Recorded data
*-*-*

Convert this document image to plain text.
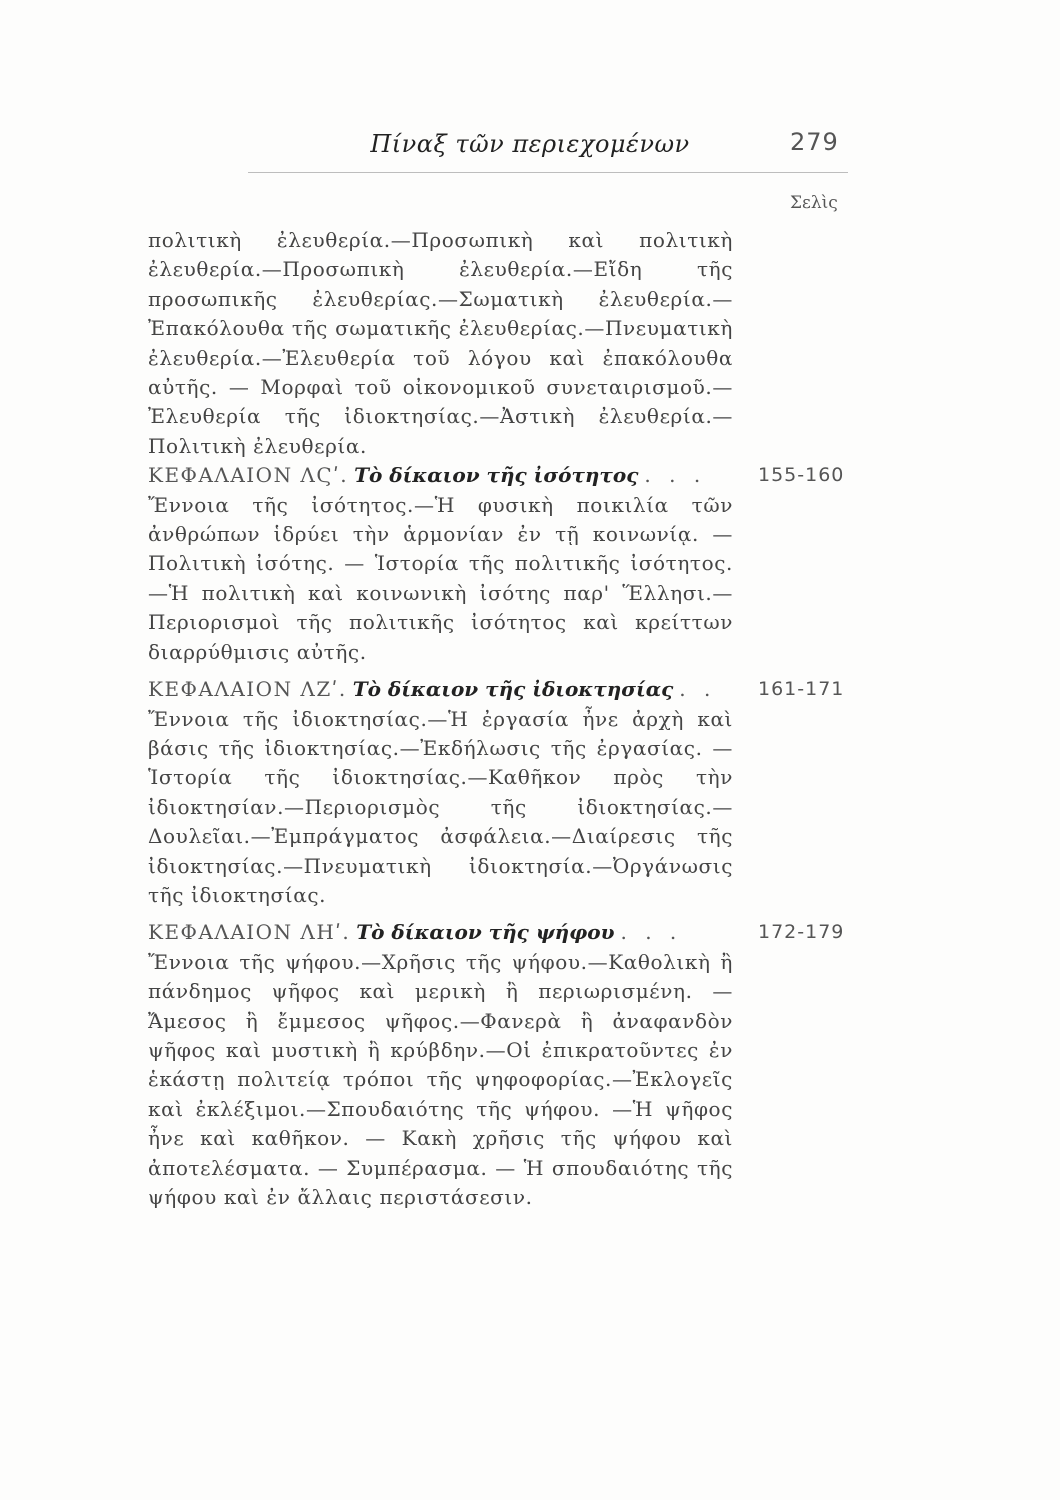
Πίναξ τῶν περιεχομένων	279
Σελὶς

πολιτικὴ ἐλευθερία.—Προσωπικὴ καὶ πολιτικὴ ἐλευθερία.—Προσωπικὴ ἐλευθερία.—Εἴδη τῆς προσωπικῆς ἐλευθερίας.—Σωματικὴ ἐλευθερία.—Ἐπακόλουθα τῆς σωματικῆς ἐλευθερίας.—Πνευματικὴ ἐλευθερία.—Ἐλευθερία τοῦ λόγου καὶ ἐπακόλουθα αὐτῆς. — Μορφαὶ τοῦ οἰκονομικοῦ συνεταιρισμοῦ.—Ἐλευθερία τῆς ἰδιοκτησίας.—Ἀστικὴ ἐλευθερία.—Πολιτικὴ ἐλευθερία.

ΚΕΦΑΛΑΙΟΝ ΛϚʹ. Τὸ δίκαιον τῆς ἰσότητος . . .	155-160

Ἔννοια τῆς ἰσότητος.—Ἡ φυσικὴ ποικιλία τῶν ἀνθρώπων ἱδρύει τὴν ἁρμονίαν ἐν τῇ κοινωνίᾳ. — Πολιτικὴ ἰσότης. — Ἱστορία τῆς πολιτικῆς ἰσότητος.—Ἡ πολιτικὴ καὶ κοινωνικὴ ἰσότης παρ' Ἕλλησι.—Περιορισμοὶ τῆς πολιτικῆς ἰσότητος καὶ κρείττων διαρρύθμισις αὐτῆς.

ΚΕΦΑΛΑΙΟΝ ΛΖʹ. Τὸ δίκαιον τῆς ἰδιοκτησίας . . 161-171

Ἔννοια τῆς ἰδιοκτησίας.—Ἡ ἐργασία ἦνε ἀρχὴ καὶ βάσις τῆς ἰδιοκτησίας.—Ἐκδήλωσις τῆς ἐργασίας. —Ἱστορία τῆς ἰδιοκτησίας.—Καθῆκον πρὸς τὴν ἰδιοκτησίαν.—Περιορισμὸς τῆς ἰδιοκτησίας.—Δουλεῖαι.—Ἐμπράγματος ἀσφάλεια.—Διαίρεσις τῆς ἰδιοκτησίας.—Πνευματικὴ ἰδιοκτησία.—Ὀργάνωσις τῆς ἰδιοκτησίας.

ΚΕΦΑΛΑΙΟΝ ΛΗʹ. Τὸ δίκαιον τῆς ψήφου . . .	172-179

Ἔννοια τῆς ψήφου.—Χρῆσις τῆς ψήφου.—Καθολικὴ ἢ πάνδημος ψῆφος καὶ μερικὴ ἢ περιωρισμένη. —Ἄμεσος ἢ ἔμμεσος ψῆφος.—Φανερὰ ἢ ἀναφανδὸν ψῆφος καὶ μυστικὴ ἢ κρύβδην.—Οἱ ἐπικρατοῦντες ἐν ἑκάστῃ πολιτείᾳ τρόποι τῆς ψηφοφορίας.—Ἐκλογεῖς καὶ ἐκλέξιμοι.—Σπουδαιότης τῆς ψήφου. —Ἡ ψῆφος ἦνε καὶ καθῆκον. — Κακὴ χρῆσις τῆς ψήφου καὶ ἀποτελέσματα. — Συμπέρασμα. — Ἡ σπουδαιότης τῆς ψήφου καὶ ἐν ἄλλαις περιστάσεσιν.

*-*-*

▶ WHAT TO DO
Take the data above and repeat it exactly, leaving each picture out.

▶ WRITTEN SOLUTION
Convert this document image to plain text.
Πίναξ τῶν περιεχομένων	279
Σελὶς

πολιτικὴ ἐλευθερία.—Προσωπικὴ καὶ πολιτικὴ ἐλευθερία.—Προσωπικὴ ἐλευθερία.—Εἴδη τῆς προσωπικῆς ἐλευθερίας.—Σωματικὴ ἐλευθερία.—Ἐπακόλουθα τῆς σωματικῆς ἐλευθερίας.—Πνευματικὴ ἐλευθερία.—Ἐλευθερία τοῦ λόγου καὶ ἐπακόλουθα αὐτῆς. — Μορφαὶ τοῦ οἰκονομικοῦ συνεταιρισμοῦ.—Ἐλευθερία τῆς ἰδιοκτησίας.—Ἀστικὴ ἐλευθερία.—Πολιτικὴ ἐλευθερία.

ΚΕΦΑΛΑΙΟΝ ΛϚʹ. Τὸ δίκαιον τῆς ἰσότητος . . .	155-160

Ἔννοια τῆς ἰσότητος.—Ἡ φυσικὴ ποικιλία τῶν ἀνθρώπων ἱδρύει τὴν ἁρμονίαν ἐν τῇ κοινωνίᾳ. — Πολιτικὴ ἰσότης. — Ἱστορία τῆς πολιτικῆς ἰσότητος.—Ἡ πολιτικὴ καὶ κοινωνικὴ ἰσότης παρ' Ἕλλησι.—Περιορισμοὶ τῆς πολιτικῆς ἰσότητος καὶ κρείττων διαρρύθμισις αὐτῆς.

ΚΕΦΑΛΑΙΟΝ ΛΖʹ. Τὸ δίκαιον τῆς ἰδιοκτησίας . . 161-171

Ἔννοια τῆς ἰδιοκτησίας.—Ἡ ἐργασία ἦνε ἀρχὴ καὶ βάσις τῆς ἰδιοκτησίας.—Ἐκδήλωσις τῆς ἐργασίας. —Ἱστορία τῆς ἰδιοκτησίας.—Καθῆκον πρὸς τὴν ἰδιοκτησίαν.—Περιορισμὸς τῆς ἰδιοκτησίας.—Δουλεῖαι.—Ἐμπράγματος ἀσφάλεια.—Διαίρεσις τῆς ἰδιοκτησίας.—Πνευματικὴ ἰδιοκτησία.—Ὀργάνωσις τῆς ἰδιοκτησίας.

ΚΕΦΑΛΑΙΟΝ ΛΗʹ. Τὸ δίκαιον τῆς ψήφου . . .	172-179

Ἔννοια τῆς ψήφου.—Χρῆσις τῆς ψήφου.—Καθολικὴ ἢ πάνδημος ψῆφος καὶ μερικὴ ἢ περιωρισμένη. —Ἄμεσος ἢ ἔμμεσος ψῆφος.—Φανερὰ ἢ ἀναφανδὸν ψῆφος καὶ μυστικὴ ἢ κρύβδην.—Οἱ ἐπικρατοῦντες ἐν ἑκάστῃ πολιτείᾳ τρόποι τῆς ψηφοφορίας.—Ἐκλογεῖς καὶ ἐκλέξιμοι.—Σπουδαιότης τῆς ψήφου. —Ἡ ψῆφος ἦνε καὶ καθῆκον. — Κακὴ χρῆσις τῆς ψήφου καὶ ἀποτελέσματα. — Συμπέρασμα. — Ἡ σπουδαιότης τῆς ψήφου καὶ ἐν ἄλλαις περιστάσεσιν.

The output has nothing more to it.